- **WHAT TO PRODUCE**
Please output the lines shown below exactly as they appear.

--- Begin ENTRIES SUPPLIED ---

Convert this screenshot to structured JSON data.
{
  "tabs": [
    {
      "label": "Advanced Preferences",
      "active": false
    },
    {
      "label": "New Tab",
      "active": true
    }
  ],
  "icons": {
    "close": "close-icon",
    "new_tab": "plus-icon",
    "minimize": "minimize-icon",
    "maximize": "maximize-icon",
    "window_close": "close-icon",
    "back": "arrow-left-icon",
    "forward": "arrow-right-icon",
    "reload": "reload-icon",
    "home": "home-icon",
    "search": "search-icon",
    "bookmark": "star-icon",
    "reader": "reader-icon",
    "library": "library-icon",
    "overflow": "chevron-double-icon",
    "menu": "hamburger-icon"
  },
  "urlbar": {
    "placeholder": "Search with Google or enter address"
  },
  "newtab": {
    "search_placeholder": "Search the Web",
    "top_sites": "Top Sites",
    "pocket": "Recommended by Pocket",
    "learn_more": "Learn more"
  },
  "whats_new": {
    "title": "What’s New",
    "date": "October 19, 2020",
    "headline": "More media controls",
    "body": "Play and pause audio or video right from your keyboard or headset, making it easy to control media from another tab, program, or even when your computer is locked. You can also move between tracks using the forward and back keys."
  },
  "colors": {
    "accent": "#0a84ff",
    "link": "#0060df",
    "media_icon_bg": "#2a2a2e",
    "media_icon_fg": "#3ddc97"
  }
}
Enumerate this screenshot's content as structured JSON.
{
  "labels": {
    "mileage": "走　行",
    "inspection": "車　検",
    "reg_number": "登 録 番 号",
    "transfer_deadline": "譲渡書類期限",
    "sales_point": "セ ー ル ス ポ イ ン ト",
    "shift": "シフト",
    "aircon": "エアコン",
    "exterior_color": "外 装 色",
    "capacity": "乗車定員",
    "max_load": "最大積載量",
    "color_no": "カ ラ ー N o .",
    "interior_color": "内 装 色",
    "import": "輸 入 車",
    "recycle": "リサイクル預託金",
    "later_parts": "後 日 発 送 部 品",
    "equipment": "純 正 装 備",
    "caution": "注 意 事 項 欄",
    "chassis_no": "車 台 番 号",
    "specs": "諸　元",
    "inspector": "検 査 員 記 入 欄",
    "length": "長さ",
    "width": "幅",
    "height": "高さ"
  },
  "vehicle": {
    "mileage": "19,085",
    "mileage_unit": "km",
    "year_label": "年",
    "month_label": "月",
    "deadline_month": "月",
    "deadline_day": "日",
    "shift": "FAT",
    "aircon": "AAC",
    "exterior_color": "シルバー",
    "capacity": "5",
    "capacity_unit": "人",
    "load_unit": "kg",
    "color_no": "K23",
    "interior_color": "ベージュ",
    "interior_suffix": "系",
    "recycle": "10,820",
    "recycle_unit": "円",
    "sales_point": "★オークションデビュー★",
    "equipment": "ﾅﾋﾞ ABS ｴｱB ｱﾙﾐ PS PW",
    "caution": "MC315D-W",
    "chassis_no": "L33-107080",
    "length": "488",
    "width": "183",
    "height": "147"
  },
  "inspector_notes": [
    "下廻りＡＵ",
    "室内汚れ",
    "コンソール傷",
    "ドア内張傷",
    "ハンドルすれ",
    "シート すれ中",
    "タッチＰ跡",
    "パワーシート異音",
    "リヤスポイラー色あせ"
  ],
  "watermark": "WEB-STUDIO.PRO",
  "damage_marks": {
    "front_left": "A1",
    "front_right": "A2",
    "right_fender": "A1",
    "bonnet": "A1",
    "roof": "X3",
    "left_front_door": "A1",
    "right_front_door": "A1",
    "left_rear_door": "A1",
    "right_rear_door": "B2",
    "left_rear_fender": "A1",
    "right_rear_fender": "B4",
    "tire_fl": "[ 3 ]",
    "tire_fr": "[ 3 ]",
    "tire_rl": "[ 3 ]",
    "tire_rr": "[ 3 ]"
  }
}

--- End ENTRIES SUPPLIED ---

- **WRITTEN REPLY**
Convert this screenshot to structured JSON data.
{
  "tabs": [
    {
      "label": "Advanced Preferences",
      "active": false
    },
    {
      "label": "New Tab",
      "active": true
    }
  ],
  "icons": {
    "close": "close-icon",
    "new_tab": "plus-icon",
    "minimize": "minimize-icon",
    "maximize": "maximize-icon",
    "window_close": "close-icon",
    "back": "arrow-left-icon",
    "forward": "arrow-right-icon",
    "reload": "reload-icon",
    "home": "home-icon",
    "search": "search-icon",
    "bookmark": "star-icon",
    "reader": "reader-icon",
    "library": "library-icon",
    "overflow": "chevron-double-icon",
    "menu": "hamburger-icon"
  },
  "urlbar": {
    "placeholder": "Search with Google or enter address"
  },
  "newtab": {
    "search_placeholder": "Search the Web",
    "top_sites": "Top Sites",
    "pocket": "Recommended by Pocket",
    "learn_more": "Learn more"
  },
  "whats_new": {
    "title": "What’s New",
    "date": "October 19, 2020",
    "headline": "More media controls",
    "body": "Play and pause audio or video right from your keyboard or headset, making it easy to control media from another tab, program, or even when your computer is locked. You can also move between tracks using the forward and back keys."
  },
  "colors": {
    "accent": "#0a84ff",
    "link": "#0060df",
    "media_icon_bg": "#2a2a2e",
    "media_icon_fg": "#3ddc97"
  }
}
Enumerate this screenshot's content as structured JSON.
{
  "labels": {
    "mileage": "走　行",
    "inspection": "車　検",
    "reg_number": "登 録 番 号",
    "transfer_deadline": "譲渡書類期限",
    "sales_point": "セ ー ル ス ポ イ ン ト",
    "shift": "シフト",
    "aircon": "エアコン",
    "exterior_color": "外 装 色",
    "capacity": "乗車定員",
    "max_load": "最大積載量",
    "color_no": "カ ラ ー N o .",
    "interior_color": "内 装 色",
    "import": "輸 入 車",
    "recycle": "リサイクル預託金",
    "later_parts": "後 日 発 送 部 品",
    "equipment": "純 正 装 備",
    "caution": "注 意 事 項 欄",
    "chassis_no": "車 台 番 号",
    "specs": "諸　元",
    "inspector": "検 査 員 記 入 欄",
    "length": "長さ",
    "width": "幅",
    "height": "高さ"
  },
  "vehicle": {
    "mileage": "19,085",
    "mileage_unit": "km",
    "year_label": "年",
    "month_label": "月",
    "deadline_month": "月",
    "deadline_day": "日",
    "shift": "FAT",
    "aircon": "AAC",
    "exterior_color": "シルバー",
    "capacity": "5",
    "capacity_unit": "人",
    "load_unit": "kg",
    "color_no": "K23",
    "interior_color": "ベージュ",
    "interior_suffix": "系",
    "recycle": "10,820",
    "recycle_unit": "円",
    "sales_point": "★オークションデビュー★",
    "equipment": "ﾅﾋﾞ ABS ｴｱB ｱﾙﾐ PS PW",
    "caution": "MC315D-W",
    "chassis_no": "L33-107080",
    "length": "488",
    "width": "183",
    "height": "147"
  },
  "inspector_notes": [
    "下廻りＡＵ",
    "室内汚れ",
    "コンソール傷",
    "ドア内張傷",
    "ハンドルすれ",
    "シート すれ中",
    "タッチＰ跡",
    "パワーシート異音",
    "リヤスポイラー色あせ"
  ],
  "watermark": "WEB-STUDIO.PRO",
  "damage_marks": {
    "front_left": "A1",
    "front_right": "A2",
    "right_fender": "A1",
    "bonnet": "A1",
    "roof": "X3",
    "left_front_door": "A1",
    "right_front_door": "A1",
    "left_rear_door": "A1",
    "right_rear_door": "B2",
    "left_rear_fender": "A1",
    "right_rear_fender": "B4",
    "tire_fl": "[ 3 ]",
    "tire_fr": "[ 3 ]",
    "tire_rl": "[ 3 ]",
    "tire_rr": "[ 3 ]"
  }
}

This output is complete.